# Start of GIVEN INFORMATION
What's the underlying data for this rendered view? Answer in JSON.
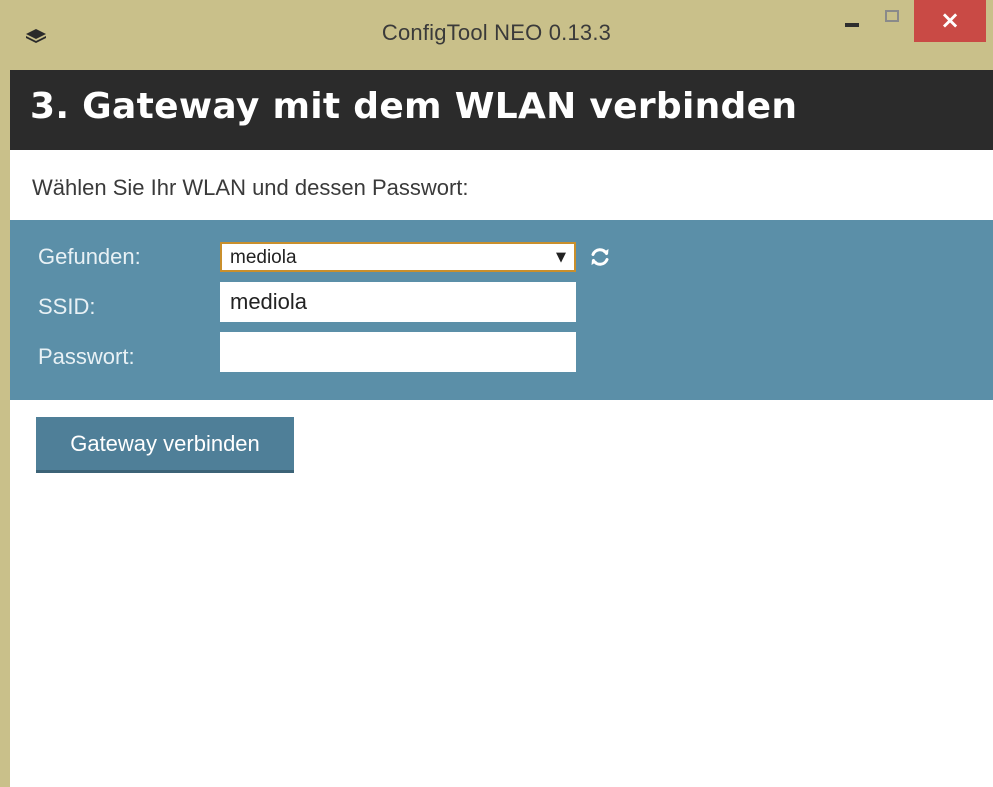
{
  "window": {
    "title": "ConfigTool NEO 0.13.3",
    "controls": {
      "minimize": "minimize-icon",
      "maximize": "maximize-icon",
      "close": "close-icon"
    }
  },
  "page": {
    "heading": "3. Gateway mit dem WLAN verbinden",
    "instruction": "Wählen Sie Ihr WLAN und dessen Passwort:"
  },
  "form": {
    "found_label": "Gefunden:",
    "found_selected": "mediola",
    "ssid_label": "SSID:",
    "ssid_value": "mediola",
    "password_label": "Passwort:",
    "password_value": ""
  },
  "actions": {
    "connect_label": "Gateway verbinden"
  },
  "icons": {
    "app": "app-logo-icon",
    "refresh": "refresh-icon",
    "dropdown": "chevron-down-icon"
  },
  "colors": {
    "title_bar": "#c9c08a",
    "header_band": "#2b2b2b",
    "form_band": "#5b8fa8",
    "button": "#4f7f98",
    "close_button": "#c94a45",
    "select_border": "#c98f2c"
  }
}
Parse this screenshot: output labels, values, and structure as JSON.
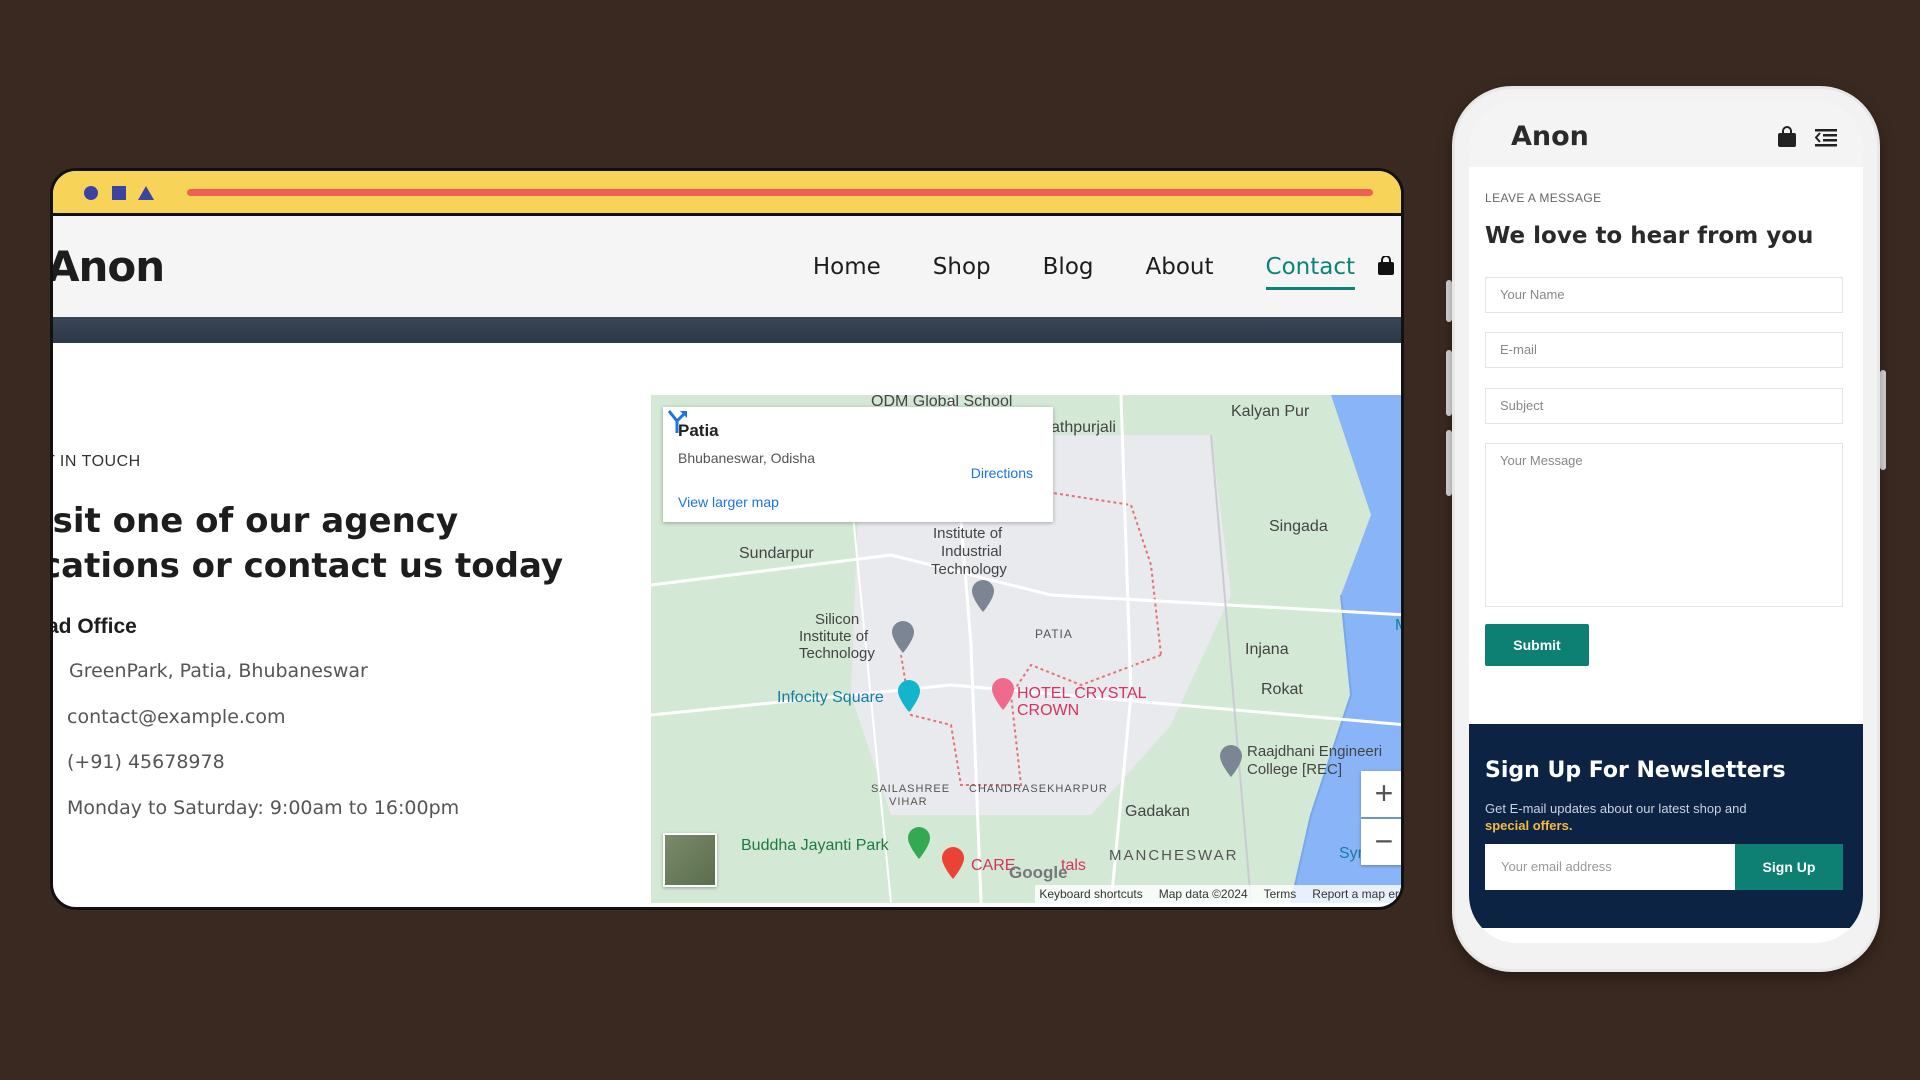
# End of GIVEN INFORMATION
# Start of GIVEN INFORMATION
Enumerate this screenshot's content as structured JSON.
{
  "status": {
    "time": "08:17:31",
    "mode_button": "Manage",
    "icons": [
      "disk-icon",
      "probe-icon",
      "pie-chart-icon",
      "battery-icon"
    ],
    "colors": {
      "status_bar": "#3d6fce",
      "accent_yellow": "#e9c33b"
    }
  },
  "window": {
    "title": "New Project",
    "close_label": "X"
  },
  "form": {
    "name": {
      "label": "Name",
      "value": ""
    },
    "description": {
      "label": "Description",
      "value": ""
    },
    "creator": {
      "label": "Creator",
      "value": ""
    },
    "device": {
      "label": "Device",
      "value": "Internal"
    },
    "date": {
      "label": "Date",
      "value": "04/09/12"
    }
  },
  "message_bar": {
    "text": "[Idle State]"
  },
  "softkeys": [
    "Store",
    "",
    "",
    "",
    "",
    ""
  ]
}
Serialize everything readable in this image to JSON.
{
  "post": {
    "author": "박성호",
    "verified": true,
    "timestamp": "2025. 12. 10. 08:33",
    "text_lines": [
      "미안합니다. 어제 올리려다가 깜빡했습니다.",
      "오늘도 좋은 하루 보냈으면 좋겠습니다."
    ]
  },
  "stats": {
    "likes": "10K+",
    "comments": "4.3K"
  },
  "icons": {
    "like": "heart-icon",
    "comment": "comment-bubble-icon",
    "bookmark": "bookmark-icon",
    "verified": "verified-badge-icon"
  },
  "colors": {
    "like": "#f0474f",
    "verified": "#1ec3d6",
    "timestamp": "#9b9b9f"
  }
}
# End of GIVEN INFORMATION
■ **STATED GOAL**:
Go back to the listing above and reproduce, exactly, the stretch from the line bearing "What's the underlying" through the line bearing "Parse this screenshot: output", without its pictures.

■ **TASK RESULT**:
What's the underlying data for this rendered view? Answer in JSON.
{
  "window": {
    "title": "ConfigTool NEO 0.13.3",
    "controls": {
      "minimize": "minimize-icon",
      "maximize": "maximize-icon",
      "close": "close-icon"
    }
  },
  "page": {
    "heading": "3. Gateway mit dem WLAN verbinden",
    "instruction": "Wählen Sie Ihr WLAN und dessen Passwort:"
  },
  "form": {
    "found_label": "Gefunden:",
    "found_selected": "mediola",
    "ssid_label": "SSID:",
    "ssid_value": "mediola",
    "password_label": "Passwort:",
    "password_value": ""
  },
  "actions": {
    "connect_label": "Gateway verbinden"
  },
  "icons": {
    "app": "app-logo-icon",
    "refresh": "refresh-icon",
    "dropdown": "chevron-down-icon"
  },
  "colors": {
    "title_bar": "#c9c08a",
    "header_band": "#2b2b2b",
    "form_band": "#5b8fa8",
    "button": "#4f7f98",
    "close_button": "#c94a45",
    "select_border": "#c98f2c"
  }
}
Parse this screenshot: output labels, values, and structure as JSON.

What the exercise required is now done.